-- begin --

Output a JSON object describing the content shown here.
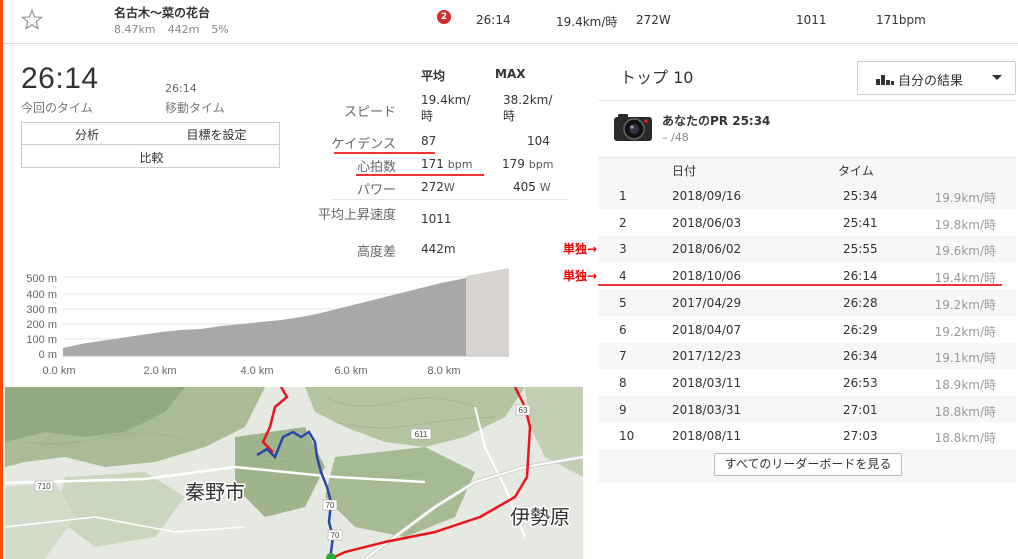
{
  "segment": {
    "name": "名古木～菜の花台",
    "distance": "8.47km",
    "elevation": "442m",
    "grade": "5%",
    "rank": "2",
    "time": "26:14",
    "speed": "19.4km/時",
    "power": "272W",
    "value": "1011",
    "heartrate": "171bpm"
  },
  "summary": {
    "elapsed_time": "26:14",
    "elapsed_label": "今回のタイム",
    "moving_time": "26:14",
    "moving_label": "移動タイム"
  },
  "buttons": {
    "analysis": "分析",
    "set_goal": "目標を設定",
    "compare": "比較"
  },
  "stats": {
    "header_avg": "平均",
    "header_max": "MAX",
    "speed_label": "スピード",
    "speed_avg_1": "19.4km/",
    "speed_avg_2": "時",
    "speed_max_1": "38.2km/",
    "speed_max_2": "時",
    "cadence_label": "ケイデンス",
    "cadence_avg": "87",
    "cadence_max": "104",
    "hr_label": "心拍数",
    "hr_avg": "171",
    "hr_max": "179",
    "hr_unit": "bpm",
    "power_label": "パワー",
    "power_avg": "272",
    "power_max": "405",
    "power_unit": "W",
    "climb_label": "平均上昇速度",
    "climb_value": "1011",
    "elev_label": "高度差",
    "elev_value": "442m"
  },
  "elevation_chart": {
    "y_ticks": [
      "500 m",
      "400 m",
      "300 m",
      "200 m",
      "100 m",
      "0 m"
    ],
    "x_ticks": [
      "0.0 km",
      "2.0 km",
      "4.0 km",
      "6.0 km",
      "8.0 km"
    ]
  },
  "map": {
    "city_1": "秦野市",
    "city_2": "伊勢原",
    "road_1": "710",
    "road_2": "611",
    "road_3": "63",
    "road_4": "70",
    "road_5": "70"
  },
  "leaderboard": {
    "title": "トップ 10",
    "filter_label": "自分の結果",
    "pr_title": "あなたのPR 25:34",
    "pr_sub": "– /48",
    "col_date": "日付",
    "col_time": "タイム",
    "rows": [
      {
        "rank": "1",
        "date": "2018/09/16",
        "time": "25:34",
        "speed": "19.9km/時"
      },
      {
        "rank": "2",
        "date": "2018/06/03",
        "time": "25:41",
        "speed": "19.8km/時"
      },
      {
        "rank": "3",
        "date": "2018/06/02",
        "time": "25:55",
        "speed": "19.6km/時"
      },
      {
        "rank": "4",
        "date": "2018/10/06",
        "time": "26:14",
        "speed": "19.4km/時"
      },
      {
        "rank": "5",
        "date": "2017/04/29",
        "time": "26:28",
        "speed": "19.2km/時"
      },
      {
        "rank": "6",
        "date": "2018/04/07",
        "time": "26:29",
        "speed": "19.2km/時"
      },
      {
        "rank": "7",
        "date": "2017/12/23",
        "time": "26:34",
        "speed": "19.1km/時"
      },
      {
        "rank": "8",
        "date": "2018/03/11",
        "time": "26:53",
        "speed": "18.9km/時"
      },
      {
        "rank": "9",
        "date": "2018/03/31",
        "time": "27:01",
        "speed": "18.8km/時"
      },
      {
        "rank": "10",
        "date": "2018/08/11",
        "time": "27:03",
        "speed": "18.8km/時"
      }
    ],
    "view_all": "すべてのリーダーボードを見る"
  },
  "annotations": {
    "solo_1": "単独→",
    "solo_2": "単独→"
  },
  "colors": {
    "accent": "#fc4c02",
    "annotation_red": "#ee2222",
    "route_red": "#e8161b",
    "route_blue": "#2b47a8"
  }
}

-- end --

EXERCISE OBJECTIVE:
Quote the records above in full, dropping each picture.

COMPLETE OUTPUT:
Output a JSON object describing the content shown here.
{
  "segment": {
    "name": "名古木～菜の花台",
    "distance": "8.47km",
    "elevation": "442m",
    "grade": "5%",
    "rank": "2",
    "time": "26:14",
    "speed": "19.4km/時",
    "power": "272W",
    "value": "1011",
    "heartrate": "171bpm"
  },
  "summary": {
    "elapsed_time": "26:14",
    "elapsed_label": "今回のタイム",
    "moving_time": "26:14",
    "moving_label": "移動タイム"
  },
  "buttons": {
    "analysis": "分析",
    "set_goal": "目標を設定",
    "compare": "比較"
  },
  "stats": {
    "header_avg": "平均",
    "header_max": "MAX",
    "speed_label": "スピード",
    "speed_avg_1": "19.4km/",
    "speed_avg_2": "時",
    "speed_max_1": "38.2km/",
    "speed_max_2": "時",
    "cadence_label": "ケイデンス",
    "cadence_avg": "87",
    "cadence_max": "104",
    "hr_label": "心拍数",
    "hr_avg": "171",
    "hr_max": "179",
    "hr_unit": "bpm",
    "power_label": "パワー",
    "power_avg": "272",
    "power_max": "405",
    "power_unit": "W",
    "climb_label": "平均上昇速度",
    "climb_value": "1011",
    "elev_label": "高度差",
    "elev_value": "442m"
  },
  "elevation_chart": {
    "y_ticks": [
      "500 m",
      "400 m",
      "300 m",
      "200 m",
      "100 m",
      "0 m"
    ],
    "x_ticks": [
      "0.0 km",
      "2.0 km",
      "4.0 km",
      "6.0 km",
      "8.0 km"
    ]
  },
  "map": {
    "city_1": "秦野市",
    "city_2": "伊勢原",
    "road_1": "710",
    "road_2": "611",
    "road_3": "63",
    "road_4": "70",
    "road_5": "70"
  },
  "leaderboard": {
    "title": "トップ 10",
    "filter_label": "自分の結果",
    "pr_title": "あなたのPR 25:34",
    "pr_sub": "– /48",
    "col_date": "日付",
    "col_time": "タイム",
    "rows": [
      {
        "rank": "1",
        "date": "2018/09/16",
        "time": "25:34",
        "speed": "19.9km/時"
      },
      {
        "rank": "2",
        "date": "2018/06/03",
        "time": "25:41",
        "speed": "19.8km/時"
      },
      {
        "rank": "3",
        "date": "2018/06/02",
        "time": "25:55",
        "speed": "19.6km/時"
      },
      {
        "rank": "4",
        "date": "2018/10/06",
        "time": "26:14",
        "speed": "19.4km/時"
      },
      {
        "rank": "5",
        "date": "2017/04/29",
        "time": "26:28",
        "speed": "19.2km/時"
      },
      {
        "rank": "6",
        "date": "2018/04/07",
        "time": "26:29",
        "speed": "19.2km/時"
      },
      {
        "rank": "7",
        "date": "2017/12/23",
        "time": "26:34",
        "speed": "19.1km/時"
      },
      {
        "rank": "8",
        "date": "2018/03/11",
        "time": "26:53",
        "speed": "18.9km/時"
      },
      {
        "rank": "9",
        "date": "2018/03/31",
        "time": "27:01",
        "speed": "18.8km/時"
      },
      {
        "rank": "10",
        "date": "2018/08/11",
        "time": "27:03",
        "speed": "18.8km/時"
      }
    ],
    "view_all": "すべてのリーダーボードを見る"
  },
  "annotations": {
    "solo_1": "単独→",
    "solo_2": "単独→"
  },
  "colors": {
    "accent": "#fc4c02",
    "annotation_red": "#ee2222",
    "route_red": "#e8161b",
    "route_blue": "#2b47a8"
  }
}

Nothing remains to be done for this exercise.